It is January 15, a typical Tuesday afternoon in Nairobi. It’s warm and partly cloudy. Other than the characteristic vibrancy of city life, it’s a quiet and unremarkable day.
At 14 Riverside Drive, less than five kilometres west of the central business district, life rolls on. But something awful is about to happen that will throw the country into pandemonium and scar the lives of Kenyans forever.
At 2.30 pm, a Toyota Ractis Registration No KCN 340E and another vehicle drive into DusitD2 Hotel complex in Westlands.
Four occupants, wearing headscarves and bearing AK-47 guns, are captured by CCTV cameras advancing into the compound. The quartet announces its arrival with explosions as the men hurl grenades at vehicles in the parking lot, setting them ablaze.
This complex has five buildings housing an upscale hotel, and is home to several local companies and international organisations. Hundreds of people are immersed in their work, unaware of the events unfolding outside.
Once inside, a fifth attacker walks unnoticeably to the Secret Garden restaurant at the lobby of the building. Here, he blows himself up, killing about seven patrons and hotel staff. Multiple others are injured.
After this explosion, the other attackers force their way further into the vast compound, by shooting at guards. Indiscriminate shooting follows. Chaos erupts.
Now on high alert, patrons, residents and employees of different companies take cover.

Document layout detection data

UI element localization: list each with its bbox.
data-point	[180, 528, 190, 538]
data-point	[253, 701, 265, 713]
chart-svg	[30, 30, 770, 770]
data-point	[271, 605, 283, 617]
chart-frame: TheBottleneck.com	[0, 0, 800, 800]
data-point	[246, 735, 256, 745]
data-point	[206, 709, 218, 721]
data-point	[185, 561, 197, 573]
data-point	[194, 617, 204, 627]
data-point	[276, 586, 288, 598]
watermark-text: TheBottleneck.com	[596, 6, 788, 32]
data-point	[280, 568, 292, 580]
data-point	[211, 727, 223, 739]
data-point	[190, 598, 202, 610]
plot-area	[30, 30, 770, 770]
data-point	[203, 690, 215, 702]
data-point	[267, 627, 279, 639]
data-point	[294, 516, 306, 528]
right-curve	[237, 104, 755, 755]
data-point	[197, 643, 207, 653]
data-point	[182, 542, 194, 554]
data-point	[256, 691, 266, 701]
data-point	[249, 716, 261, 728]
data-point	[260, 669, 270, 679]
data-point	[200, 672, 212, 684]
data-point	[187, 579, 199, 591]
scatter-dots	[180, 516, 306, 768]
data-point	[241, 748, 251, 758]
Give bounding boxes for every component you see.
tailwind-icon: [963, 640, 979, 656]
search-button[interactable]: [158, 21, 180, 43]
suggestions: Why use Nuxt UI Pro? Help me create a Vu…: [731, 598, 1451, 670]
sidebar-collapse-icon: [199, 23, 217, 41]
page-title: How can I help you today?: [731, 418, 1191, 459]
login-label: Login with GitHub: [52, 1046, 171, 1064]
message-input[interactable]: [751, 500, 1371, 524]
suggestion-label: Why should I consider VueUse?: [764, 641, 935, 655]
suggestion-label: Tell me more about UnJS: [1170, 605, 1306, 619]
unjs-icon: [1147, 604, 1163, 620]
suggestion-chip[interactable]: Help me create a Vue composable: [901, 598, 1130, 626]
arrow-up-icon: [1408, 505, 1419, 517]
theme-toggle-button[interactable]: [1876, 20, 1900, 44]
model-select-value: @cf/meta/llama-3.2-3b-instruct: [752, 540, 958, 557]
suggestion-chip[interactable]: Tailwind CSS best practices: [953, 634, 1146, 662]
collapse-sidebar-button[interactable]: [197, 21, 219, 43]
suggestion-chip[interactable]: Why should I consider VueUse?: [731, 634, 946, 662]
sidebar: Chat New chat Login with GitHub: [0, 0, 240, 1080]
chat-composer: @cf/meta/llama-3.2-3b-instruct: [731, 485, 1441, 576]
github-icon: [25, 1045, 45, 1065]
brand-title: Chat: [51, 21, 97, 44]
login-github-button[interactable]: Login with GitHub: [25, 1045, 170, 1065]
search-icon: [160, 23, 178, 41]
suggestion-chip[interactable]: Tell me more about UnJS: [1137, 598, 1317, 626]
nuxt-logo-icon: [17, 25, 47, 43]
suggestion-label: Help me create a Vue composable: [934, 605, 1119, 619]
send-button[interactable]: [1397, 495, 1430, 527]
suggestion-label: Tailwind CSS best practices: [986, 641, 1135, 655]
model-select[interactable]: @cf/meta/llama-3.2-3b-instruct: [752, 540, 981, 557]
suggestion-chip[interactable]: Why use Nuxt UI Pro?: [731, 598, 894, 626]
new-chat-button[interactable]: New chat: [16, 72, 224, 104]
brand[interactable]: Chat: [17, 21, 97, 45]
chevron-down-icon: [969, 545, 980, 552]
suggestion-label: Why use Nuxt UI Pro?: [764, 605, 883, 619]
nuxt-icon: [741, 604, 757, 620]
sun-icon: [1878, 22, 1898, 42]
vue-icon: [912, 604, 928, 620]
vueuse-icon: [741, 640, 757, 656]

» Problem description:
From the Nairobi hotel attack account, return the passage running from "Four occupants, wearing" to "follows. Chaos erupts.", copied word for word. You can ignore the records for this work.

» Written answer:
Four occupants, wearing headscarves and bearing AK-47 guns, are captured by CCTV cameras advancing into the compound. The quartet announces its arrival with explosions as the men hurl grenades at vehicles in the parking lot, setting them ablaze.
This complex has five buildings housing an upscale hotel, and is home to several local companies and international organisations. Hundreds of people are immersed in their work, unaware of the events unfolding outside.
Once inside, a fifth attacker walks unnoticeably to the Secret Garden restaurant at the lobby of the building. Here, he blows himself up, killing about seven patrons and hotel staff. Multiple others are injured.
After this explosion, the other attackers force their way further into the vast compound, by shooting at guards. Indiscriminate shooting follows. Chaos erupts.